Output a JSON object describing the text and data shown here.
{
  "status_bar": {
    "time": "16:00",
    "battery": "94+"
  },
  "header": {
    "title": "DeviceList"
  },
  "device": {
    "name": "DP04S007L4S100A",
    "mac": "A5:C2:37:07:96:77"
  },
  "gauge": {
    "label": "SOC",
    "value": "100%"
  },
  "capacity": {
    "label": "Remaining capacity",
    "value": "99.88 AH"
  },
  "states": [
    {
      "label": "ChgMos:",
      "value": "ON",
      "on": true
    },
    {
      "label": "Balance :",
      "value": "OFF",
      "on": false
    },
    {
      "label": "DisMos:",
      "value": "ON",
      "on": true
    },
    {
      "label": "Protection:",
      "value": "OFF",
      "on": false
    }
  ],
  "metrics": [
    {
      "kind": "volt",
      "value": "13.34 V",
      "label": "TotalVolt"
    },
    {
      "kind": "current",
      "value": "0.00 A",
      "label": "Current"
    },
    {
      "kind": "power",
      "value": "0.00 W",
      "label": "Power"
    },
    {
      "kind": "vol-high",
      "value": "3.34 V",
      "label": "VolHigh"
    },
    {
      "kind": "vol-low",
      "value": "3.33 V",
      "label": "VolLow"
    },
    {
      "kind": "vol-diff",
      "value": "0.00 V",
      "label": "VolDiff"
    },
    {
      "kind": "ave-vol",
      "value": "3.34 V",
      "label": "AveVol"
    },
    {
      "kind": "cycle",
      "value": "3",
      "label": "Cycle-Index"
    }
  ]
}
+++++
*Problem to work on*
Every record above needs to be repeated word for word.

*Solution to this task*
Output a JSON object describing the text and data shown here.
{
  "status_bar": {
    "time": "16:00",
    "battery": "94+"
  },
  "header": {
    "title": "DeviceList"
  },
  "device": {
    "name": "DP04S007L4S100A",
    "mac": "A5:C2:37:07:96:77"
  },
  "gauge": {
    "label": "SOC",
    "value": "100%"
  },
  "capacity": {
    "label": "Remaining capacity",
    "value": "99.88 AH"
  },
  "states": [
    {
      "label": "ChgMos:",
      "value": "ON",
      "on": true
    },
    {
      "label": "Balance :",
      "value": "OFF",
      "on": false
    },
    {
      "label": "DisMos:",
      "value": "ON",
      "on": true
    },
    {
      "label": "Protection:",
      "value": "OFF",
      "on": false
    }
  ],
  "metrics": [
    {
      "kind": "volt",
      "value": "13.34 V",
      "label": "TotalVolt"
    },
    {
      "kind": "current",
      "value": "0.00 A",
      "label": "Current"
    },
    {
      "kind": "power",
      "value": "0.00 W",
      "label": "Power"
    },
    {
      "kind": "vol-high",
      "value": "3.34 V",
      "label": "VolHigh"
    },
    {
      "kind": "vol-low",
      "value": "3.33 V",
      "label": "VolLow"
    },
    {
      "kind": "vol-diff",
      "value": "0.00 V",
      "label": "VolDiff"
    },
    {
      "kind": "ave-vol",
      "value": "3.34 V",
      "label": "AveVol"
    },
    {
      "kind": "cycle",
      "value": "3",
      "label": "Cycle-Index"
    }
  ]
}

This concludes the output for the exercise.